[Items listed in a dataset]
>>>>>

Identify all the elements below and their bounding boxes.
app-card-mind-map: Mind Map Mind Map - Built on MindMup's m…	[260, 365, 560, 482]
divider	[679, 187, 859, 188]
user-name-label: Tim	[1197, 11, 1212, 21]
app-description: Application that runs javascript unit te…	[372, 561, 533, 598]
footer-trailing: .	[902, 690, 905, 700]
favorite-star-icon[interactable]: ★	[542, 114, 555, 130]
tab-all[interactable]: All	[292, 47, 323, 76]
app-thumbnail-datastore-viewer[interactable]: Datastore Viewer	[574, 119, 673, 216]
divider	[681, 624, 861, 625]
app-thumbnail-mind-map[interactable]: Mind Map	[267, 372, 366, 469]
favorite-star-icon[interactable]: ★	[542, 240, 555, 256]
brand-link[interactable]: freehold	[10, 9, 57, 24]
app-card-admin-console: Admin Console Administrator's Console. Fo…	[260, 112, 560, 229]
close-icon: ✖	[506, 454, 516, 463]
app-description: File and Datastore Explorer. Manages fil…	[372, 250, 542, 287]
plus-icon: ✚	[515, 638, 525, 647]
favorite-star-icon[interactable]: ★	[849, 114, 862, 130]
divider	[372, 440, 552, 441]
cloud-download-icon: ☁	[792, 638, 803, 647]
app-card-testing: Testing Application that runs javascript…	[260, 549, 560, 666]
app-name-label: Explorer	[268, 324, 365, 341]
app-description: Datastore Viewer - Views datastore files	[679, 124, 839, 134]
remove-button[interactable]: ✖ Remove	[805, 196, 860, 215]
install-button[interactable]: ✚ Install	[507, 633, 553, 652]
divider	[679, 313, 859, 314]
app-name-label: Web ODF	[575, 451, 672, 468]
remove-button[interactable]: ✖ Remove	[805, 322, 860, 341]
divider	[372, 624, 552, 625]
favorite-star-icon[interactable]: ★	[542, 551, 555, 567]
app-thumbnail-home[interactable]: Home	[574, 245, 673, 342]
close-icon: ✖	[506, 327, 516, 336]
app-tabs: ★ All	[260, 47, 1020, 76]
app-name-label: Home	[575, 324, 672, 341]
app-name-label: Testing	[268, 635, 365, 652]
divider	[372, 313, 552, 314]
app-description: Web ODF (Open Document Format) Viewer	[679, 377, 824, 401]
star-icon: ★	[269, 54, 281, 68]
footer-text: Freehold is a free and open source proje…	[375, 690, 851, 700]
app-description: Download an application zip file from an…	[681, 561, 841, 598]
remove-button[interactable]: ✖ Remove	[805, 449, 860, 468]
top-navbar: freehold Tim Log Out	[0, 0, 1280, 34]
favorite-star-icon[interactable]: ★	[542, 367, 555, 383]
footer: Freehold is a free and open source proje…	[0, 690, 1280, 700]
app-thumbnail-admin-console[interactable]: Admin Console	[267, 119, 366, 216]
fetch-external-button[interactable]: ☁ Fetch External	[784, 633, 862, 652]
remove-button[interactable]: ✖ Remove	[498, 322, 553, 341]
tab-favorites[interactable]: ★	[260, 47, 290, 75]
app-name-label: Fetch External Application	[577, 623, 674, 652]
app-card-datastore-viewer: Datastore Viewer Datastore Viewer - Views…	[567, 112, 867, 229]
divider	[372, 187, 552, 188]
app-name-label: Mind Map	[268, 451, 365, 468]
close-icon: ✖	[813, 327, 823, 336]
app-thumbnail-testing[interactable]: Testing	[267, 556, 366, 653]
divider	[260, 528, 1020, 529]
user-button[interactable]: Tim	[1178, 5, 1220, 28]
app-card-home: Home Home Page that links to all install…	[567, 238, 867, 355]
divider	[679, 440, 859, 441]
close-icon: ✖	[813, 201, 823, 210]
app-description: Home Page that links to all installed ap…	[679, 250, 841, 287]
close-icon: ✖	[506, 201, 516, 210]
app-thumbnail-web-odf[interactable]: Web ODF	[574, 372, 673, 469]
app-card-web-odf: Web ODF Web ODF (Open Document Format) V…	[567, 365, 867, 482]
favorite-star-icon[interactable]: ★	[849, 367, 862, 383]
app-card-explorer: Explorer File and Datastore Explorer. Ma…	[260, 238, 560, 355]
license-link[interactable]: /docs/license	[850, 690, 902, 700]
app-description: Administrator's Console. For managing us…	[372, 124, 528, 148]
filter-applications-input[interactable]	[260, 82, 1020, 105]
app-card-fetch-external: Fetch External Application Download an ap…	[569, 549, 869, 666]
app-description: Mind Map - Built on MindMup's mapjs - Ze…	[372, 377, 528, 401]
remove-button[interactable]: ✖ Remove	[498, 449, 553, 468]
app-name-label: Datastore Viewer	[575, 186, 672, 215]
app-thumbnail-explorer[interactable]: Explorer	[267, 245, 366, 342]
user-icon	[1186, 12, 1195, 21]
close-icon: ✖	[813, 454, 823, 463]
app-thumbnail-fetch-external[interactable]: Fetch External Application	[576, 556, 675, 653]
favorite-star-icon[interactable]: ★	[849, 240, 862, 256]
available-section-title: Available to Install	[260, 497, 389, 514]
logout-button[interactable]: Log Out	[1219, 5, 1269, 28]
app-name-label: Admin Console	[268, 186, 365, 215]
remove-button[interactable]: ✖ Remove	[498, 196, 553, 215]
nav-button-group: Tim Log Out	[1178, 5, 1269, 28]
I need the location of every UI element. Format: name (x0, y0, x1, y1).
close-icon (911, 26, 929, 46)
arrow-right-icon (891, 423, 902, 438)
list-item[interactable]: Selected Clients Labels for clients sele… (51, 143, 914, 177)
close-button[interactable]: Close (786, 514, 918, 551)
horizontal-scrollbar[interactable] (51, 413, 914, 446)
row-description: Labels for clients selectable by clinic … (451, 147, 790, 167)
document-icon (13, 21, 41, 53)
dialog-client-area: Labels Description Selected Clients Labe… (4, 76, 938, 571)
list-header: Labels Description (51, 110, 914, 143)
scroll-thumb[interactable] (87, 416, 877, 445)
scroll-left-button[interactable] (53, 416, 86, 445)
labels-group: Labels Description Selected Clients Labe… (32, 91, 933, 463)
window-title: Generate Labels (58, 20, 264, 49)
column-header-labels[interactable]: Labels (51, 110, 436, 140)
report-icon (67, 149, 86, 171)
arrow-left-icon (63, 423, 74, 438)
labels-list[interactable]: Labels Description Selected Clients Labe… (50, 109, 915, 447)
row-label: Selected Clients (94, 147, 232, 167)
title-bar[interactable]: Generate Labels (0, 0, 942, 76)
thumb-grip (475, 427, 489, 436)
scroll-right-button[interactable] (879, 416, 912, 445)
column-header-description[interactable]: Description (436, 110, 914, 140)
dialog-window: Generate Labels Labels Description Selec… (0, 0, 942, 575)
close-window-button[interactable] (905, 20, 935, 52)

<<<<<

What the task asks: Copy all of the records above line for line, exactly as they appear.

Exercise result:
Identify all the elements below and their bounding boxes.
app-card-mind-map: Mind Map Mind Map - Built on MindMup's m…	[260, 365, 560, 482]
divider	[679, 187, 859, 188]
user-name-label: Tim	[1197, 11, 1212, 21]
app-description: Application that runs javascript unit te…	[372, 561, 533, 598]
footer-trailing: .	[902, 690, 905, 700]
favorite-star-icon[interactable]: ★	[542, 114, 555, 130]
tab-all[interactable]: All	[292, 47, 323, 76]
app-thumbnail-datastore-viewer[interactable]: Datastore Viewer	[574, 119, 673, 216]
divider	[681, 624, 861, 625]
app-thumbnail-mind-map[interactable]: Mind Map	[267, 372, 366, 469]
favorite-star-icon[interactable]: ★	[542, 240, 555, 256]
brand-link[interactable]: freehold	[10, 9, 57, 24]
app-card-admin-console: Admin Console Administrator's Console. Fo…	[260, 112, 560, 229]
close-icon: ✖	[506, 454, 516, 463]
app-description: File and Datastore Explorer. Manages fil…	[372, 250, 542, 287]
plus-icon: ✚	[515, 638, 525, 647]
favorite-star-icon[interactable]: ★	[849, 114, 862, 130]
divider	[372, 440, 552, 441]
cloud-download-icon: ☁	[792, 638, 803, 647]
app-card-testing: Testing Application that runs javascript…	[260, 549, 560, 666]
app-name-label: Explorer	[268, 324, 365, 341]
app-description: Datastore Viewer - Views datastore files	[679, 124, 839, 134]
remove-button[interactable]: ✖ Remove	[805, 196, 860, 215]
install-button[interactable]: ✚ Install	[507, 633, 553, 652]
divider	[679, 313, 859, 314]
app-name-label: Web ODF	[575, 451, 672, 468]
remove-button[interactable]: ✖ Remove	[805, 322, 860, 341]
divider	[372, 624, 552, 625]
favorite-star-icon[interactable]: ★	[542, 551, 555, 567]
app-thumbnail-home[interactable]: Home	[574, 245, 673, 342]
close-icon: ✖	[506, 327, 516, 336]
app-tabs: ★ All	[260, 47, 1020, 76]
app-name-label: Home	[575, 324, 672, 341]
app-name-label: Testing	[268, 635, 365, 652]
divider	[372, 313, 552, 314]
app-description: Web ODF (Open Document Format) Viewer	[679, 377, 824, 401]
star-icon: ★	[269, 54, 281, 68]
footer-text: Freehold is a free and open source proje…	[375, 690, 851, 700]
app-description: Download an application zip file from an…	[681, 561, 841, 598]
remove-button[interactable]: ✖ Remove	[805, 449, 860, 468]
top-navbar: freehold Tim Log Out	[0, 0, 1280, 34]
favorite-star-icon[interactable]: ★	[542, 367, 555, 383]
footer: Freehold is a free and open source proje…	[0, 690, 1280, 700]
app-thumbnail-admin-console[interactable]: Admin Console	[267, 119, 366, 216]
fetch-external-button[interactable]: ☁ Fetch External	[784, 633, 862, 652]
remove-button[interactable]: ✖ Remove	[498, 322, 553, 341]
tab-favorites[interactable]: ★	[260, 47, 290, 75]
app-name-label: Fetch External Application	[577, 623, 674, 652]
app-card-datastore-viewer: Datastore Viewer Datastore Viewer - Views…	[567, 112, 867, 229]
divider	[372, 187, 552, 188]
app-name-label: Mind Map	[268, 451, 365, 468]
close-icon: ✖	[813, 327, 823, 336]
app-thumbnail-testing[interactable]: Testing	[267, 556, 366, 653]
divider	[260, 528, 1020, 529]
user-button[interactable]: Tim	[1178, 5, 1220, 28]
app-card-home: Home Home Page that links to all install…	[567, 238, 867, 355]
divider	[679, 440, 859, 441]
close-icon: ✖	[813, 201, 823, 210]
app-description: Home Page that links to all installed ap…	[679, 250, 841, 287]
close-icon: ✖	[506, 201, 516, 210]
app-thumbnail-web-odf[interactable]: Web ODF	[574, 372, 673, 469]
app-card-web-odf: Web ODF Web ODF (Open Document Format) V…	[567, 365, 867, 482]
favorite-star-icon[interactable]: ★	[849, 367, 862, 383]
app-card-explorer: Explorer File and Datastore Explorer. Ma…	[260, 238, 560, 355]
license-link[interactable]: /docs/license	[850, 690, 902, 700]
app-description: Administrator's Console. For managing us…	[372, 124, 528, 148]
filter-applications-input[interactable]	[260, 82, 1020, 105]
app-card-fetch-external: Fetch External Application Download an ap…	[569, 549, 869, 666]
app-description: Mind Map - Built on MindMup's mapjs - Ze…	[372, 377, 528, 401]
remove-button[interactable]: ✖ Remove	[498, 449, 553, 468]
app-name-label: Datastore Viewer	[575, 186, 672, 215]
app-thumbnail-explorer[interactable]: Explorer	[267, 245, 366, 342]
user-icon	[1186, 12, 1195, 21]
close-icon: ✖	[813, 454, 823, 463]
app-thumbnail-fetch-external[interactable]: Fetch External Application	[576, 556, 675, 653]
favorite-star-icon[interactable]: ★	[849, 240, 862, 256]
available-section-title: Available to Install	[260, 497, 389, 514]
logout-button[interactable]: Log Out	[1219, 5, 1269, 28]
app-name-label: Admin Console	[268, 186, 365, 215]
remove-button[interactable]: ✖ Remove	[498, 196, 553, 215]
nav-button-group: Tim Log Out	[1178, 5, 1269, 28]
I need the location of every UI element. Format: name (x0, y0, x1, y1).
close-icon (911, 26, 929, 46)
arrow-right-icon (891, 423, 902, 438)
list-item[interactable]: Selected Clients Labels for clients sele… (51, 143, 914, 177)
close-button[interactable]: Close (786, 514, 918, 551)
horizontal-scrollbar[interactable] (51, 413, 914, 446)
row-description: Labels for clients selectable by clinic … (451, 147, 790, 167)
document-icon (13, 21, 41, 53)
dialog-client-area: Labels Description Selected Clients Labe… (4, 76, 938, 571)
list-header: Labels Description (51, 110, 914, 143)
scroll-thumb[interactable] (87, 416, 877, 445)
scroll-left-button[interactable] (53, 416, 86, 445)
labels-group: Labels Description Selected Clients Labe… (32, 91, 933, 463)
window-title: Generate Labels (58, 20, 264, 49)
column-header-labels[interactable]: Labels (51, 110, 436, 140)
report-icon (67, 149, 86, 171)
arrow-left-icon (63, 423, 74, 438)
labels-list[interactable]: Labels Description Selected Clients Labe… (50, 109, 915, 447)
row-label: Selected Clients (94, 147, 232, 167)
title-bar[interactable]: Generate Labels (0, 0, 942, 76)
thumb-grip (475, 427, 489, 436)
scroll-right-button[interactable] (879, 416, 912, 445)
column-header-description[interactable]: Description (436, 110, 914, 140)
dialog-window: Generate Labels Labels Description Selec… (0, 0, 942, 575)
close-window-button[interactable] (905, 20, 935, 52)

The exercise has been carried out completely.